■ Set exercise: Say how many lines contain "wave"; the answer is the number alone.

■ Source records:
────────────────────────────────────────

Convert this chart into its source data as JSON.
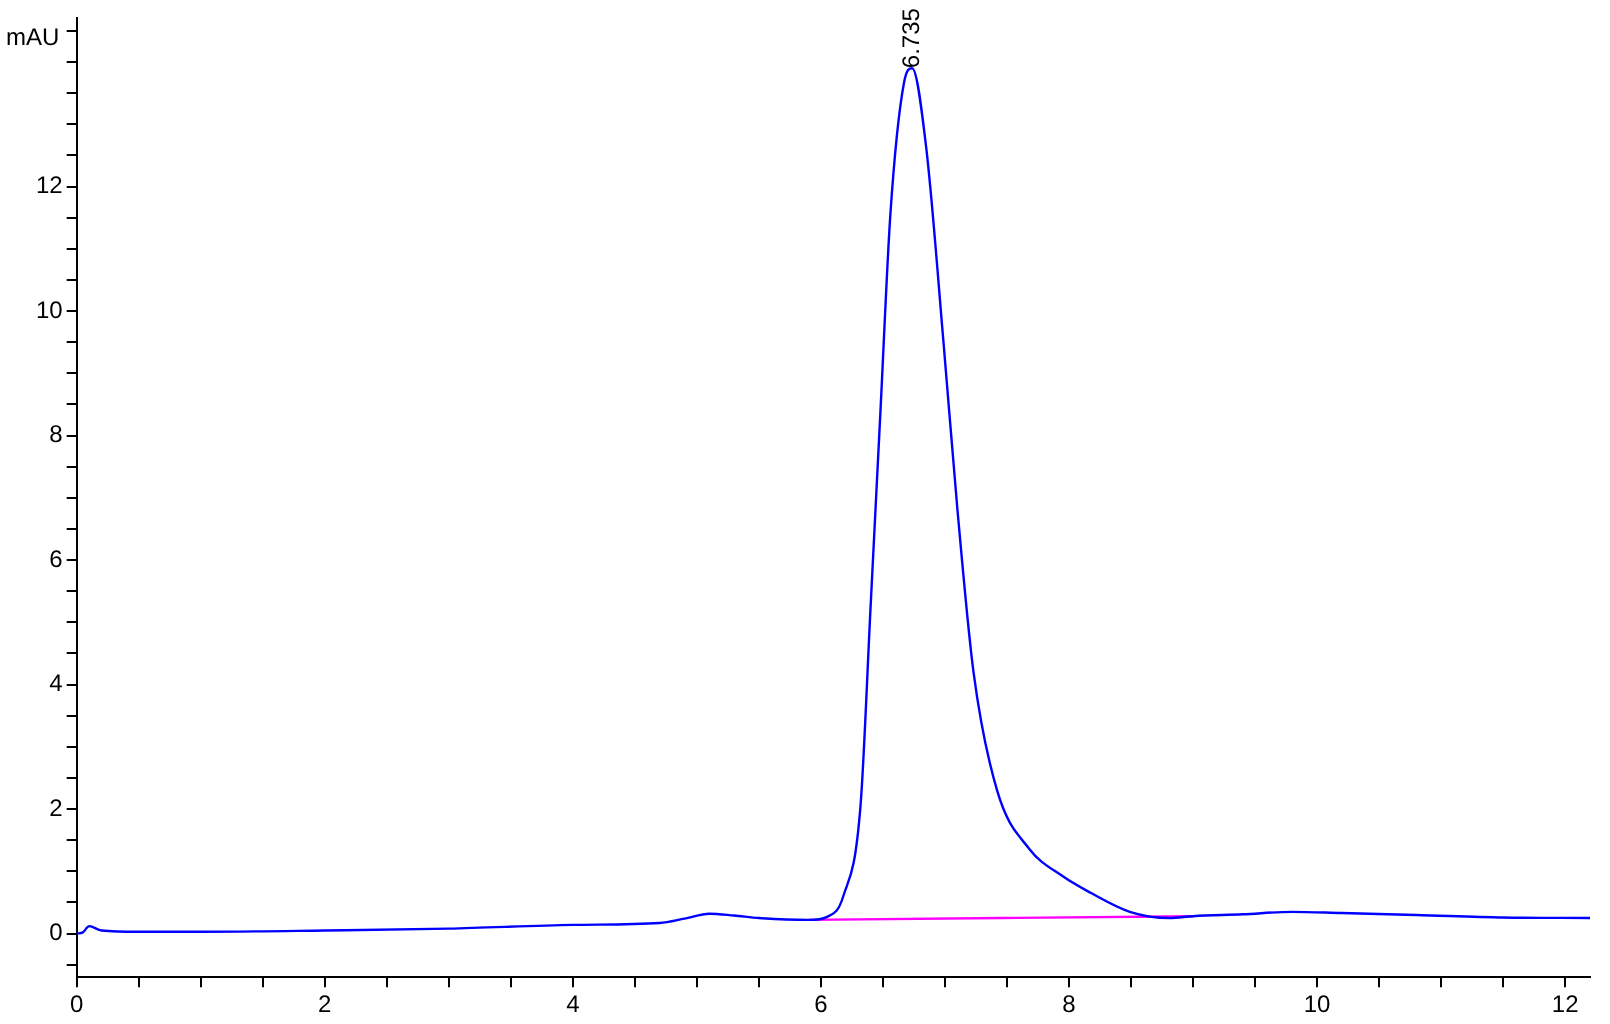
{
  "chart_data": {
    "type": "line",
    "ylabel": "mAU",
    "xlim": [
      0,
      12.2
    ],
    "ylim": [
      -0.7,
      14.7
    ],
    "xticks": [
      0,
      {
        "value": 0.5,
        "label": null
      },
      {
        "value": 1,
        "label": null
      },
      {
        "value": 1.5,
        "label": null
      },
      2,
      {
        "value": 2.5,
        "label": null
      },
      {
        "value": 3,
        "label": null
      },
      {
        "value": 3.5,
        "label": null
      },
      4,
      {
        "value": 4.5,
        "label": null
      },
      {
        "value": 5,
        "label": null
      },
      {
        "value": 5.5,
        "label": null
      },
      6,
      {
        "value": 6.5,
        "label": null
      },
      {
        "value": 7,
        "label": null
      },
      {
        "value": 7.5,
        "label": null
      },
      8,
      {
        "value": 8.5,
        "label": null
      },
      {
        "value": 9,
        "label": null
      },
      {
        "value": 9.5,
        "label": null
      },
      10,
      {
        "value": 10.5,
        "label": null
      },
      {
        "value": 11,
        "label": null
      },
      {
        "value": 11.5,
        "label": null
      },
      12
    ],
    "yticks": [
      {
        "value": -0.5,
        "label": null
      },
      0,
      {
        "value": 0.5,
        "label": null
      },
      {
        "value": 1,
        "label": null
      },
      {
        "value": 1.5,
        "label": null
      },
      2,
      {
        "value": 2.5,
        "label": null
      },
      {
        "value": 3,
        "label": null
      },
      {
        "value": 3.5,
        "label": null
      },
      4,
      {
        "value": 4.5,
        "label": null
      },
      {
        "value": 5,
        "label": null
      },
      {
        "value": 5.5,
        "label": null
      },
      6,
      {
        "value": 6.5,
        "label": null
      },
      {
        "value": 7,
        "label": null
      },
      {
        "value": 7.5,
        "label": null
      },
      8,
      {
        "value": 8.5,
        "label": null
      },
      {
        "value": 9,
        "label": null
      },
      {
        "value": 9.5,
        "label": null
      },
      10,
      {
        "value": 10.5,
        "label": null
      },
      {
        "value": 11,
        "label": null
      },
      {
        "value": 11.5,
        "label": null
      },
      12,
      {
        "value": 12.5,
        "label": null
      },
      {
        "value": 13,
        "label": null
      },
      {
        "value": 13.5,
        "label": null
      },
      {
        "value": 14,
        "label": null
      },
      {
        "value": 14.5,
        "label": null
      }
    ],
    "grid": false,
    "legend": false,
    "marker": "none",
    "line_style": "solid",
    "annotations": [
      {
        "text": "6.735",
        "x": 6.735,
        "y": 13.9
      }
    ],
    "series": [
      {
        "color": "#0000ff",
        "x": [
          0,
          0.05,
          0.1,
          0.2,
          0.5,
          1,
          2,
          3,
          4,
          4.7,
          4.9,
          5.1,
          5.3,
          5.5,
          5.9,
          6.05,
          6.18,
          6.32,
          6.4,
          6.48,
          6.56,
          6.67,
          6.735,
          6.85,
          6.99,
          7.1,
          7.23,
          7.42,
          7.68,
          7.95,
          8.17,
          8.49,
          8.81,
          9,
          9.4,
          9.8,
          10.2,
          10.8,
          11.5,
          12.2
        ],
        "values": [
          0,
          0.02,
          0.12,
          0.05,
          0.03,
          0.03,
          0.05,
          0.08,
          0.14,
          0.17,
          0.24,
          0.32,
          0.29,
          0.25,
          0.22,
          0.27,
          0.6,
          2.08,
          5.24,
          8.4,
          11.56,
          13.67,
          13.9,
          12.6,
          9.45,
          6.82,
          4.2,
          2.3,
          1.36,
          0.92,
          0.66,
          0.35,
          0.25,
          0.28,
          0.31,
          0.35,
          0.33,
          0.3,
          0.26,
          0.25
        ]
      },
      {
        "color": "#ff00ff",
        "x": [
          5.9,
          9
        ],
        "values": [
          0.22,
          0.28
        ]
      }
    ]
  }
}
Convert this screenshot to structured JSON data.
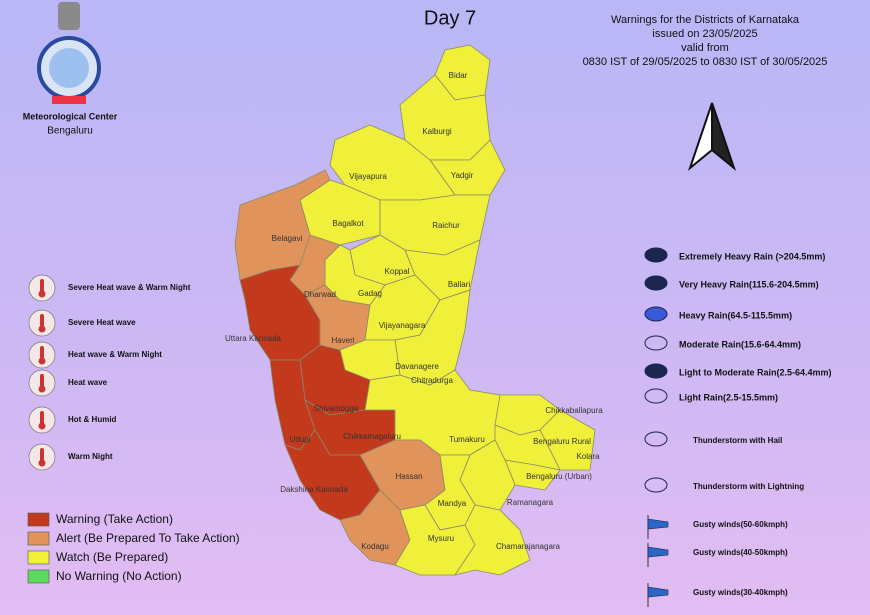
{
  "header": {
    "title": "Day 7",
    "org": "Meteorological Center",
    "city": "Bengaluru",
    "lines": [
      "Warnings for the Districts of Karnataka",
      "issued on 23/05/2025",
      "valid from",
      "0830 IST of 29/05/2025 to 0830 IST of 30/05/2025"
    ]
  },
  "heat_legend": [
    "Severe Heat wave & Warm Night",
    "Severe Heat wave",
    "Heat wave & Warm Night",
    "Heat wave",
    "Hot & Humid",
    "Warm Night"
  ],
  "warning_legend": [
    {
      "label": "Warning (Take Action)",
      "color": "#c2391c"
    },
    {
      "label": "Alert (Be Prepared To Take Action)",
      "color": "#e0935a"
    },
    {
      "label": "Watch (Be Prepared)",
      "color": "#f0f03a"
    },
    {
      "label": "No Warning (No Action)",
      "color": "#5fd85f"
    }
  ],
  "weather_legend": [
    "Extremely Heavy Rain (>204.5mm)",
    "Very Heavy Rain(115.6-204.5mm)",
    "Heavy Rain(64.5-115.5mm)",
    "Moderate Rain(15.6-64.4mm)",
    "Light to Moderate Rain(2.5-64.4mm)",
    "Light Rain(2.5-15.5mm)",
    "Thunderstorm with  Hail",
    "Thunderstorm with Lightning",
    "Gusty winds(50-60kmph)",
    "Gusty winds(40-50kmph)",
    "Gusty winds(30-40kmph)"
  ],
  "districts": [
    {
      "name": "Bidar",
      "color": "#f0f03a"
    },
    {
      "name": "Kalburgi",
      "color": "#f0f03a"
    },
    {
      "name": "Yadgir",
      "color": "#f0f03a"
    },
    {
      "name": "Vijayapura",
      "color": "#f0f03a"
    },
    {
      "name": "Bagalkot",
      "color": "#f0f03a"
    },
    {
      "name": "Raichur",
      "color": "#f0f03a"
    },
    {
      "name": "Belagavi",
      "color": "#e0935a"
    },
    {
      "name": "Koppal",
      "color": "#f0f03a"
    },
    {
      "name": "Ballari",
      "color": "#f0f03a"
    },
    {
      "name": "Gadag",
      "color": "#f0f03a"
    },
    {
      "name": "Dharwad",
      "color": "#e0935a"
    },
    {
      "name": "Uttara Kannada",
      "color": "#c2391c"
    },
    {
      "name": "Haveri",
      "color": "#e0935a"
    },
    {
      "name": "Vijayanagara",
      "color": "#f0f03a"
    },
    {
      "name": "Chitradurga",
      "color": "#f0f03a"
    },
    {
      "name": "Davanagere",
      "color": "#f0f03a"
    },
    {
      "name": "Shivamogga",
      "color": "#c2391c"
    },
    {
      "name": "Udupi",
      "color": "#c2391c"
    },
    {
      "name": "Chikkamagaluru",
      "color": "#c2391c"
    },
    {
      "name": "Tumakuru",
      "color": "#f0f03a"
    },
    {
      "name": "Chikkaballapura",
      "color": "#f0f03a"
    },
    {
      "name": "Kolara",
      "color": "#f0f03a"
    },
    {
      "name": "Bengaluru Rural",
      "color": "#f0f03a"
    },
    {
      "name": "Bengaluru (Urban)",
      "color": "#f0f03a"
    },
    {
      "name": "Ramanagara",
      "color": "#f0f03a"
    },
    {
      "name": "Hassan",
      "color": "#e0935a"
    },
    {
      "name": "Dakshina Kannada",
      "color": "#c2391c"
    },
    {
      "name": "Kodagu",
      "color": "#e0935a"
    },
    {
      "name": "Mandya",
      "color": "#f0f03a"
    },
    {
      "name": "Mysuru",
      "color": "#f0f03a"
    },
    {
      "name": "Chamarajanagara",
      "color": "#f0f03a"
    }
  ]
}
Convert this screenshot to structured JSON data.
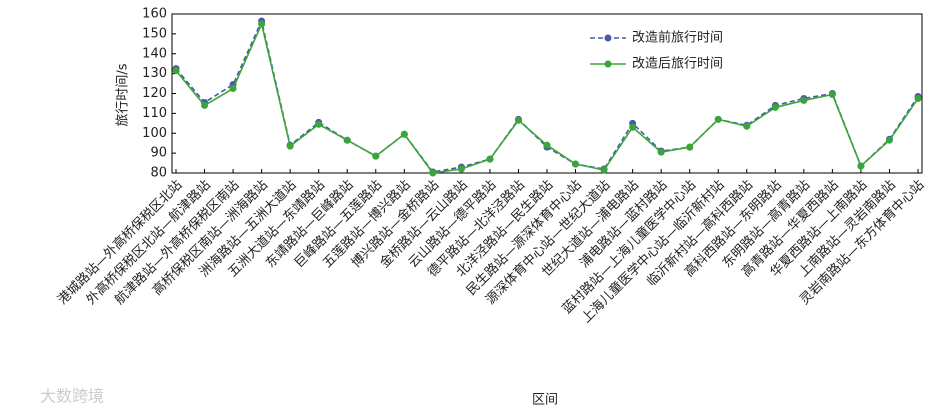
{
  "chart_data": {
    "type": "line",
    "y_label": "旅行时间/s",
    "x_label": "区间",
    "watermark": "大数跨境",
    "categories": [
      "港城路站—外高桥保税区北站",
      "外高桥保税区北站—航津路站",
      "航津路站—外高桥保税区南站",
      "高桥保税区南站—洲海路站",
      "洲海路站—五洲大道站",
      "五洲大道站—东靖路站",
      "东靖路站—巨峰路站",
      "巨峰路站—五莲路站",
      "五莲路站—博兴路站",
      "博兴路站—金桥路站",
      "金桥路站—云山路站",
      "云山路站—德平路站",
      "德平路站—北洋泾路站",
      "北洋泾路站—民生路站",
      "民生路站—源深体育中心站",
      "源深体育中心站—世纪大道站",
      "世纪大道站—浦电路站",
      "浦电路站—蓝村路站",
      "蓝村路站—上海儿童医学中心站",
      "上海儿童医学中心站—临沂新村站",
      "临沂新村站—高科西路站",
      "高科西路站—东明路站",
      "东明路站—高青路站",
      "高青路站—华夏西路站",
      "华夏西路站—上南路站",
      "上南路站—灵岩南路站",
      "灵岩南路站—东方体育中心站"
    ],
    "series": [
      {
        "name": "改造前旅行时间",
        "color": "#4a5aa8",
        "dashed": true,
        "values": [
          132.5,
          115.5,
          124.5,
          156.5,
          94,
          105.5,
          96.5,
          88.5,
          99.5,
          80.5,
          83,
          87,
          107,
          93,
          84.5,
          82,
          105,
          91,
          93,
          107,
          104,
          114,
          117.5,
          120,
          83.5,
          97,
          118.5
        ]
      },
      {
        "name": "改造后旅行时间",
        "color": "#3aa63a",
        "dashed": false,
        "values": [
          131.5,
          114,
          122.5,
          155,
          93.5,
          104.5,
          96.5,
          88.5,
          99.5,
          80,
          82,
          87,
          106.5,
          94,
          84.5,
          81.5,
          103,
          90.5,
          93,
          107,
          103.5,
          113,
          116.5,
          119.5,
          83.5,
          96.5,
          117.5
        ]
      }
    ],
    "ylim": [
      80,
      160
    ],
    "yticks": [
      80,
      90,
      100,
      110,
      120,
      130,
      140,
      150,
      160
    ]
  }
}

────────────────────────────────────────

■ Full solution: 4